____ Dataset extract
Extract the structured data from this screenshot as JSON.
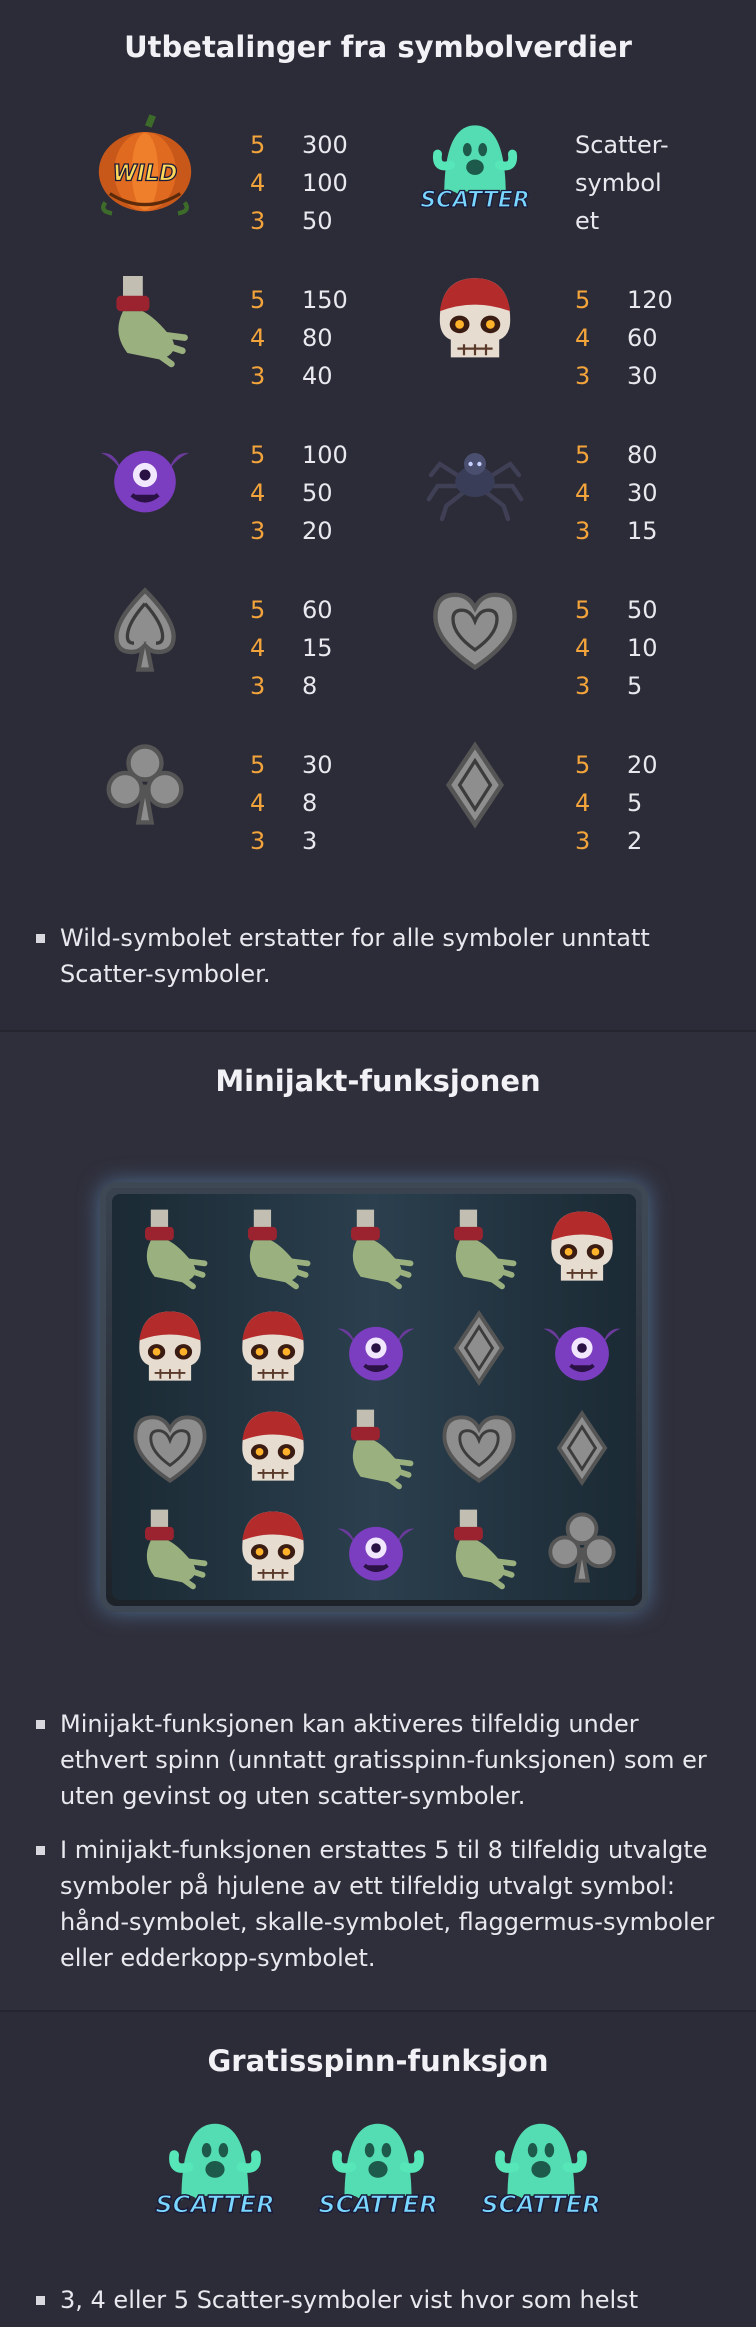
{
  "section1": {
    "title": "Utbetalinger fra symbolverdier",
    "paytable": [
      {
        "left_icon": "wild-pumpkin-icon",
        "left": [
          {
            "k": "5",
            "v": "300"
          },
          {
            "k": "4",
            "v": "100"
          },
          {
            "k": "3",
            "v": "50"
          }
        ],
        "right_icon": "scatter-ghost-icon",
        "right_text": [
          "Scatter-",
          "symbol",
          "et"
        ]
      },
      {
        "left_icon": "zombie-hand-icon",
        "left": [
          {
            "k": "5",
            "v": "150"
          },
          {
            "k": "4",
            "v": "80"
          },
          {
            "k": "3",
            "v": "40"
          }
        ],
        "right_icon": "skull-icon",
        "right": [
          {
            "k": "5",
            "v": "120"
          },
          {
            "k": "4",
            "v": "60"
          },
          {
            "k": "3",
            "v": "30"
          }
        ]
      },
      {
        "left_icon": "bat-icon",
        "left": [
          {
            "k": "5",
            "v": "100"
          },
          {
            "k": "4",
            "v": "50"
          },
          {
            "k": "3",
            "v": "20"
          }
        ],
        "right_icon": "spider-icon",
        "right": [
          {
            "k": "5",
            "v": "80"
          },
          {
            "k": "4",
            "v": "30"
          },
          {
            "k": "3",
            "v": "15"
          }
        ]
      },
      {
        "left_icon": "spade-icon",
        "left": [
          {
            "k": "5",
            "v": "60"
          },
          {
            "k": "4",
            "v": "15"
          },
          {
            "k": "3",
            "v": "8"
          }
        ],
        "right_icon": "heart-icon",
        "right": [
          {
            "k": "5",
            "v": "50"
          },
          {
            "k": "4",
            "v": "10"
          },
          {
            "k": "3",
            "v": "5"
          }
        ]
      },
      {
        "left_icon": "club-icon",
        "left": [
          {
            "k": "5",
            "v": "30"
          },
          {
            "k": "4",
            "v": "8"
          },
          {
            "k": "3",
            "v": "3"
          }
        ],
        "right_icon": "diamond-icon",
        "right": [
          {
            "k": "5",
            "v": "20"
          },
          {
            "k": "4",
            "v": "5"
          },
          {
            "k": "3",
            "v": "2"
          }
        ]
      }
    ],
    "wild_label": "WILD",
    "scatter_label": "SCATTER",
    "bullet": "Wild-symbolet erstatter for alle symboler unntatt Scatter-symboler."
  },
  "section2": {
    "title": "Minijakt-funksjonen",
    "grid": [
      [
        "hand",
        "hand",
        "hand",
        "hand",
        "skull"
      ],
      [
        "skull",
        "skull",
        "bat",
        "diamond",
        "bat"
      ],
      [
        "heart",
        "skull",
        "hand",
        "heart",
        "diamond"
      ],
      [
        "hand",
        "skull",
        "bat",
        "hand",
        "club"
      ]
    ],
    "bullets": [
      "Minijakt-funksjonen kan aktiveres tilfeldig under ethvert spinn (unntatt gratisspinn-funksjonen) som er uten gevinst og uten scatter-symboler.",
      "I minijakt-funksjonen erstattes 5 til 8 tilfeldig utvalgte symboler på hjulene av ett tilfeldig utvalgt symbol: hånd-symbolet, skalle-symbolet, flaggermus-symboler eller edderkopp-symbolet."
    ]
  },
  "section3": {
    "title": "Gratisspinn-funksjon",
    "scatter_count": 3,
    "scatter_label": "SCATTER",
    "bullet": "3, 4 eller 5 Scatter-symboler vist hvor som helst"
  },
  "colors": {
    "background": "#2c2c38",
    "multiplier": "#f3a43b",
    "text": "#e8e8ee",
    "ghost": "#3fe0b0"
  }
}
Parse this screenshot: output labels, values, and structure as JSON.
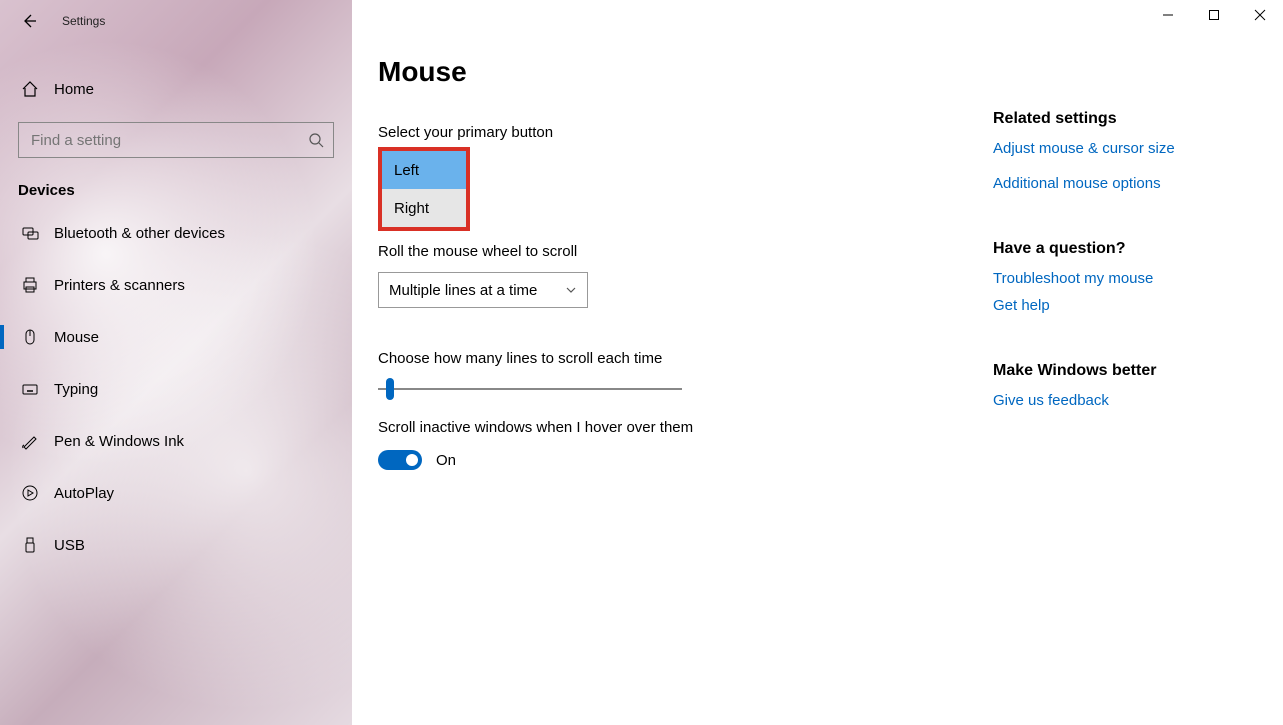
{
  "app_title": "Settings",
  "home_label": "Home",
  "search_placeholder": "Find a setting",
  "section_header": "Devices",
  "nav": [
    {
      "label": "Bluetooth & other devices"
    },
    {
      "label": "Printers & scanners"
    },
    {
      "label": "Mouse"
    },
    {
      "label": "Typing"
    },
    {
      "label": "Pen & Windows Ink"
    },
    {
      "label": "AutoPlay"
    },
    {
      "label": "USB"
    }
  ],
  "page_title": "Mouse",
  "primary_button_label": "Select your primary button",
  "primary_button_options": {
    "left": "Left",
    "right": "Right"
  },
  "scroll_wheel_label": "Roll the mouse wheel to scroll",
  "scroll_wheel_value": "Multiple lines at a time",
  "lines_label": "Choose how many lines to scroll each time",
  "inactive_label": "Scroll inactive windows when I hover over them",
  "toggle_state": "On",
  "right": {
    "related_head": "Related settings",
    "link1": "Adjust mouse & cursor size",
    "link2": "Additional mouse options",
    "question_head": "Have a question?",
    "link3": "Troubleshoot my mouse",
    "link4": "Get help",
    "better_head": "Make Windows better",
    "link5": "Give us feedback"
  }
}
________
Report how many lines of the preceding records include "JSON". Output the number only.

* [Written solution]: 2